== GIVEN DATA ==
** BEGIN **

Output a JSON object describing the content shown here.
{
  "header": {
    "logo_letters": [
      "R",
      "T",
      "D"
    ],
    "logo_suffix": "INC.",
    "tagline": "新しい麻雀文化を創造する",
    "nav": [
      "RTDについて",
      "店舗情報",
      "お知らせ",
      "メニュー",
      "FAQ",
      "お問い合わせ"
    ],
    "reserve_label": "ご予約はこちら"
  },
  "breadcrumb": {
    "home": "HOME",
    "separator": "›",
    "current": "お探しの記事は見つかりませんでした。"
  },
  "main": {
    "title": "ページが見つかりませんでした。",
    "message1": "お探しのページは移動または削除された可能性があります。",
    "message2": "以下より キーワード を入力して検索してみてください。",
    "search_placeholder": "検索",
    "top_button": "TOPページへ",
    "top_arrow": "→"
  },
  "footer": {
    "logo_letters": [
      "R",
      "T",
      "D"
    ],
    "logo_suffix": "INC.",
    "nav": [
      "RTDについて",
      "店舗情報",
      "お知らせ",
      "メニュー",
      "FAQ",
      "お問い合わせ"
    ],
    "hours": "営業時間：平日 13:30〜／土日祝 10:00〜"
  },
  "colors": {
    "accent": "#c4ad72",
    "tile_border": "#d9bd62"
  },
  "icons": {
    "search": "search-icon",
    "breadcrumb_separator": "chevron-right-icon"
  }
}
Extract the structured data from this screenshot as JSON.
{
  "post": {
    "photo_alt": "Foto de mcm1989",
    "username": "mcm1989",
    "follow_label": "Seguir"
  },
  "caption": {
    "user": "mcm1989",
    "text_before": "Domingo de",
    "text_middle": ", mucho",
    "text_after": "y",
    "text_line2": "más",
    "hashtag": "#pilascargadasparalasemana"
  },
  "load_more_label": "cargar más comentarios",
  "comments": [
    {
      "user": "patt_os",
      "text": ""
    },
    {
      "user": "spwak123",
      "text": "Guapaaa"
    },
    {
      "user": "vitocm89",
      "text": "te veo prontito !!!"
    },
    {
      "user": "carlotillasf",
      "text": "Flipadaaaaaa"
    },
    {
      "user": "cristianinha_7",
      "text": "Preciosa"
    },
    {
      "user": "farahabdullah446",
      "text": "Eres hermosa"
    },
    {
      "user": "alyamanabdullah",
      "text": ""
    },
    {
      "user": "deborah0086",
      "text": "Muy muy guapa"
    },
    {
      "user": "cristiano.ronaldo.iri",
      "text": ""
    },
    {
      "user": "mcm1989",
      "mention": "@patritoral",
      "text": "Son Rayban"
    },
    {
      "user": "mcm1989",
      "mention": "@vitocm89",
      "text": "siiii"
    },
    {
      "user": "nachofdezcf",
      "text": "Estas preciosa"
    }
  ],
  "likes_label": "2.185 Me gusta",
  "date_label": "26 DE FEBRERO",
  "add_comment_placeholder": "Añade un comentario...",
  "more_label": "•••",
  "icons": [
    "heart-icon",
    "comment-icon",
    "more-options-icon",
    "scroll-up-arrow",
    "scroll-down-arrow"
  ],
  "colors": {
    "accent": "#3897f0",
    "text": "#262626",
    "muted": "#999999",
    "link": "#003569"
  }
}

** END **

== WHAT THE TASK REQUIRES ==
Reproduce the records word for word.

== SOLUTION FOR THIS EXERCISE ==
Output a JSON object describing the content shown here.
{
  "header": {
    "logo_letters": [
      "R",
      "T",
      "D"
    ],
    "logo_suffix": "INC.",
    "tagline": "新しい麻雀文化を創造する",
    "nav": [
      "RTDについて",
      "店舗情報",
      "お知らせ",
      "メニュー",
      "FAQ",
      "お問い合わせ"
    ],
    "reserve_label": "ご予約はこちら"
  },
  "breadcrumb": {
    "home": "HOME",
    "separator": "›",
    "current": "お探しの記事は見つかりませんでした。"
  },
  "main": {
    "title": "ページが見つかりませんでした。",
    "message1": "お探しのページは移動または削除された可能性があります。",
    "message2": "以下より キーワード を入力して検索してみてください。",
    "search_placeholder": "検索",
    "top_button": "TOPページへ",
    "top_arrow": "→"
  },
  "footer": {
    "logo_letters": [
      "R",
      "T",
      "D"
    ],
    "logo_suffix": "INC.",
    "nav": [
      "RTDについて",
      "店舗情報",
      "お知らせ",
      "メニュー",
      "FAQ",
      "お問い合わせ"
    ],
    "hours": "営業時間：平日 13:30〜／土日祝 10:00〜"
  },
  "colors": {
    "accent": "#c4ad72",
    "tile_border": "#d9bd62"
  },
  "icons": {
    "search": "search-icon",
    "breadcrumb_separator": "chevron-right-icon"
  }
}
Extract the structured data from this screenshot as JSON.
{
  "post": {
    "photo_alt": "Foto de mcm1989",
    "username": "mcm1989",
    "follow_label": "Seguir"
  },
  "caption": {
    "user": "mcm1989",
    "text_before": "Domingo de",
    "text_middle": ", mucho",
    "text_after": "y",
    "text_line2": "más",
    "hashtag": "#pilascargadasparalasemana"
  },
  "load_more_label": "cargar más comentarios",
  "comments": [
    {
      "user": "patt_os",
      "text": ""
    },
    {
      "user": "spwak123",
      "text": "Guapaaa"
    },
    {
      "user": "vitocm89",
      "text": "te veo prontito !!!"
    },
    {
      "user": "carlotillasf",
      "text": "Flipadaaaaaa"
    },
    {
      "user": "cristianinha_7",
      "text": "Preciosa"
    },
    {
      "user": "farahabdullah446",
      "text": "Eres hermosa"
    },
    {
      "user": "alyamanabdullah",
      "text": ""
    },
    {
      "user": "deborah0086",
      "text": "Muy muy guapa"
    },
    {
      "user": "cristiano.ronaldo.iri",
      "text": ""
    },
    {
      "user": "mcm1989",
      "mention": "@patritoral",
      "text": "Son Rayban"
    },
    {
      "user": "mcm1989",
      "mention": "@vitocm89",
      "text": "siiii"
    },
    {
      "user": "nachofdezcf",
      "text": "Estas preciosa"
    }
  ],
  "likes_label": "2.185 Me gusta",
  "date_label": "26 DE FEBRERO",
  "add_comment_placeholder": "Añade un comentario...",
  "more_label": "•••",
  "icons": [
    "heart-icon",
    "comment-icon",
    "more-options-icon",
    "scroll-up-arrow",
    "scroll-down-arrow"
  ],
  "colors": {
    "accent": "#3897f0",
    "text": "#262626",
    "muted": "#999999",
    "link": "#003569"
  }
}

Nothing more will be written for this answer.